# Trecho para leitura:

[Para o professor e amigo Rodrigo Sales]
Somado ao notório trabalho literário de destacar o valor da subjetividade performática e epistemológica protagonizada pela população afro-descendente, Cuti (Luiz Silva) também se destaca como crítico da comunicação virtual, conforme demonstraremos neste estudo. De forma perspicaz, o poeta paulista, em ‘Tecnofobia’ (Sanga, 2002), desconfia do deslumbramento tecnológico decorrente da promoção, em larga escala, da comunicação virtual, em tempo real e sem fronteiras, como prática arrojada e inovadora a serviço do progresso das relações interpessoais.

# Objetivo do exercício:
Liste todos os nomes de pessoas que aparecem no trecho sobre Cuti, na ordem em que surgem.

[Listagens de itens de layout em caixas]
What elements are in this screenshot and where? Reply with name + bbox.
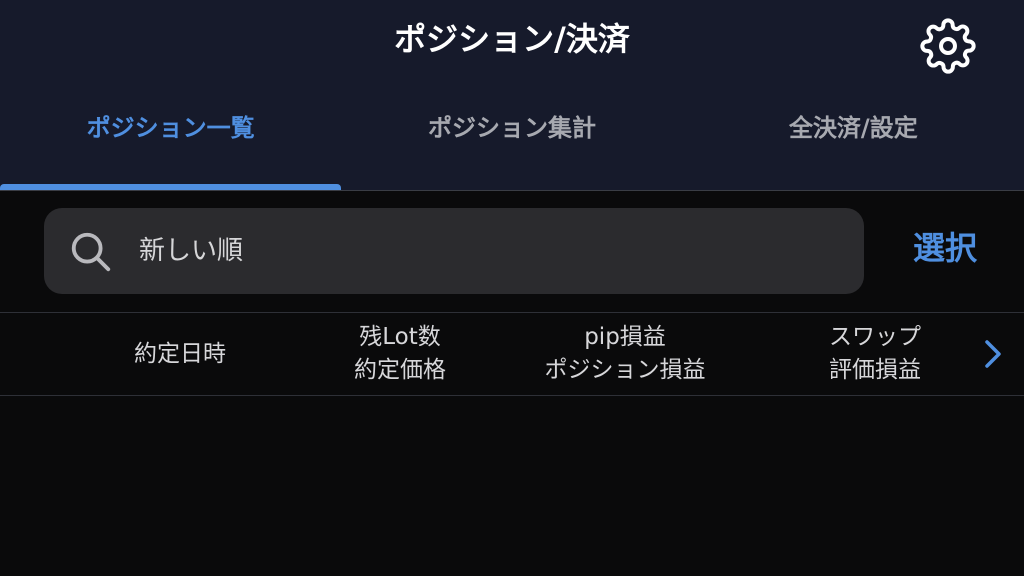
column-label: pip損益 bbox=[584, 324, 666, 350]
column-header-lot-price: 残Lot数 約定価格 bbox=[310, 313, 490, 395]
column-label: 残Lot数 bbox=[359, 324, 441, 350]
column-header-swap-valuation: スワップ 評価損益 bbox=[780, 313, 970, 395]
tab-close-all-settings[interactable]: 全決済/設定 bbox=[683, 96, 1024, 190]
column-sublabel: 約定価格 bbox=[354, 357, 446, 383]
sort-search-field[interactable]: 新しい順 bbox=[44, 208, 864, 294]
column-header-pip-pl: pip損益 ポジション損益 bbox=[520, 313, 730, 395]
page-title: ポジション/決済 bbox=[394, 20, 630, 58]
header: ポジション/決済 ポジション一覧 ポジション集計 全決済/設定 bbox=[0, 0, 1024, 190]
column-sublabel: ポジション損益 bbox=[544, 357, 706, 383]
column-sublabel: 評価損益 bbox=[829, 357, 921, 383]
app-root: ポジション/決済 ポジション一覧 ポジション集計 全決済/設定 新しい順 選択 … bbox=[0, 0, 1024, 576]
search-icon bbox=[71, 232, 111, 272]
tab-bar: ポジション一覧 ポジション集計 全決済/設定 bbox=[0, 96, 1024, 190]
column-header-row: 約定日時 残Lot数 約定価格 pip損益 ポジション損益 スワップ 評価損益 bbox=[0, 312, 1024, 396]
tab-position-list[interactable]: ポジション一覧 bbox=[0, 96, 341, 190]
tab-position-summary[interactable]: ポジション集計 bbox=[341, 96, 682, 190]
column-header-execution-time: 約定日時 bbox=[80, 313, 280, 395]
header-divider bbox=[0, 190, 1024, 191]
gear-icon[interactable] bbox=[920, 18, 976, 74]
column-label: スワップ bbox=[829, 324, 921, 350]
chevron-right-icon[interactable] bbox=[978, 334, 1008, 374]
sort-order-value: 新しい順 bbox=[139, 236, 244, 266]
column-label: 約定日時 bbox=[134, 340, 226, 367]
select-button[interactable]: 選択 bbox=[900, 208, 990, 294]
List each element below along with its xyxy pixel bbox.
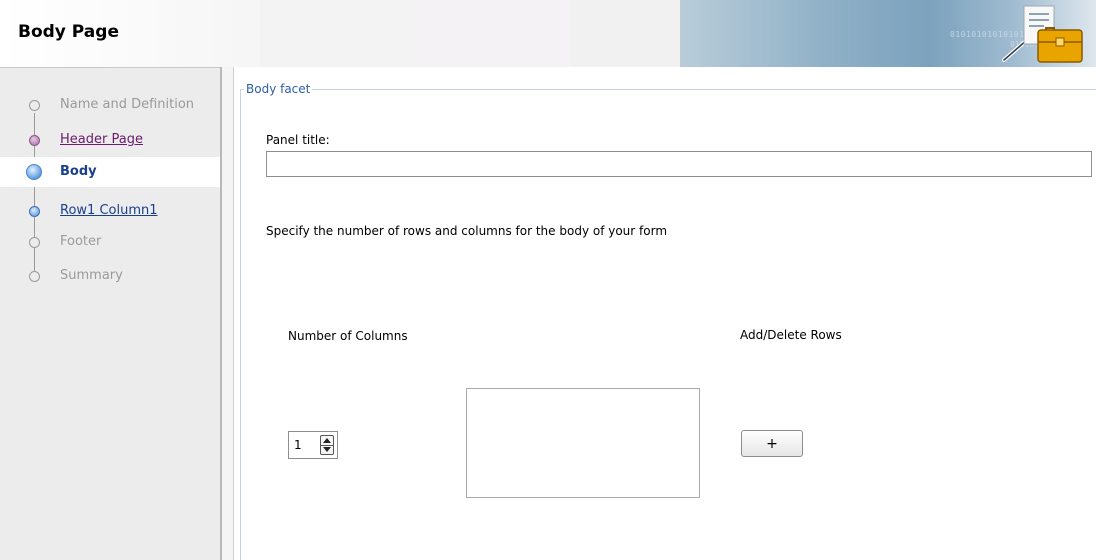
page-title: Body Page <box>18 22 119 42</box>
train-step-label: Body <box>60 164 97 179</box>
train-step-label: Name and Definition <box>60 97 195 112</box>
spinner-up-icon[interactable] <box>323 438 331 443</box>
train-step-header-page[interactable]: Header Page <box>0 125 220 155</box>
train-step-body: Body <box>0 157 220 187</box>
train-step-footer: Footer <box>0 227 220 257</box>
train-step-summary: Summary <box>0 261 220 291</box>
instructions-text: Specify the number of rows and columns f… <box>266 224 668 238</box>
columns-spinner[interactable]: 1 <box>288 431 338 459</box>
train-step-row1-column1[interactable]: Row1 Column1 <box>0 196 220 226</box>
spinner-down-icon[interactable] <box>323 447 331 452</box>
train-step-label[interactable]: Row1 Column1 <box>60 203 158 218</box>
page-header: 0101010101010101010101 01010101010 Body … <box>0 0 1096 67</box>
number-of-columns-label: Number of Columns <box>288 329 408 343</box>
columns-spinner-value[interactable]: 1 <box>294 438 302 452</box>
train-step-name-and-definition: Name and Definition <box>0 90 220 120</box>
step-node-icon <box>29 271 40 282</box>
spinner-arrows[interactable] <box>320 435 334 455</box>
step-node-icon <box>26 164 42 180</box>
wizard-train-sidebar: Name and Definition Header Page Body Row… <box>0 67 220 560</box>
add-delete-rows-label: Add/Delete Rows <box>740 328 842 342</box>
spinner-divider <box>321 445 333 446</box>
panel-title-label: Panel title: <box>266 133 330 147</box>
step-node-icon <box>29 206 40 217</box>
header-band <box>420 0 570 67</box>
train-step-label: Summary <box>60 268 123 283</box>
header-band <box>260 0 420 67</box>
header-band <box>570 0 680 67</box>
train-step-label[interactable]: Header Page <box>60 132 143 147</box>
sidebar-gutter <box>222 67 233 560</box>
group-legend: Body facet <box>244 82 313 96</box>
train-step-label: Footer <box>60 234 102 249</box>
step-node-icon <box>29 100 40 111</box>
add-row-button[interactable]: + <box>741 430 803 457</box>
layout-preview-box <box>466 388 700 498</box>
step-node-icon <box>29 237 40 248</box>
briefcase-document-icon <box>1002 5 1083 63</box>
main-content: Body facet Panel title: Specify the numb… <box>234 67 1096 560</box>
step-node-icon <box>29 135 40 146</box>
panel-title-input[interactable] <box>266 151 1092 177</box>
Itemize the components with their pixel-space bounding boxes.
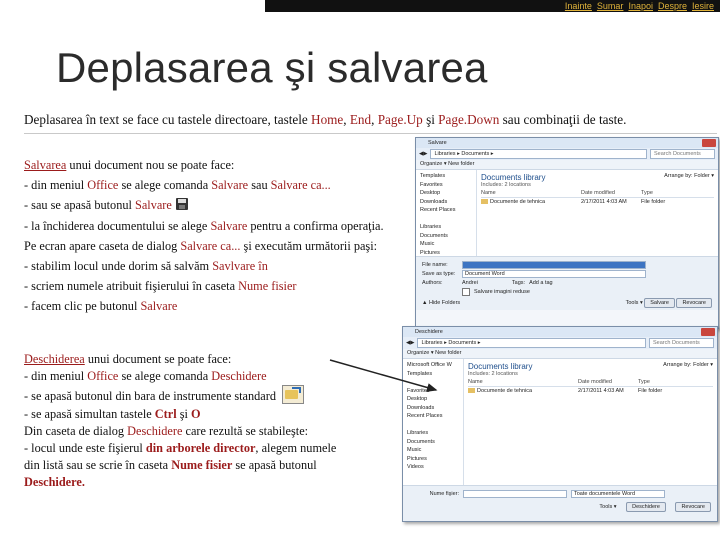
annotation-arrow — [329, 359, 438, 392]
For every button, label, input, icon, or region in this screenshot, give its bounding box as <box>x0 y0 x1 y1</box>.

# Resposta completa:
Rodrigo Sales, Cuti, Luiz Silva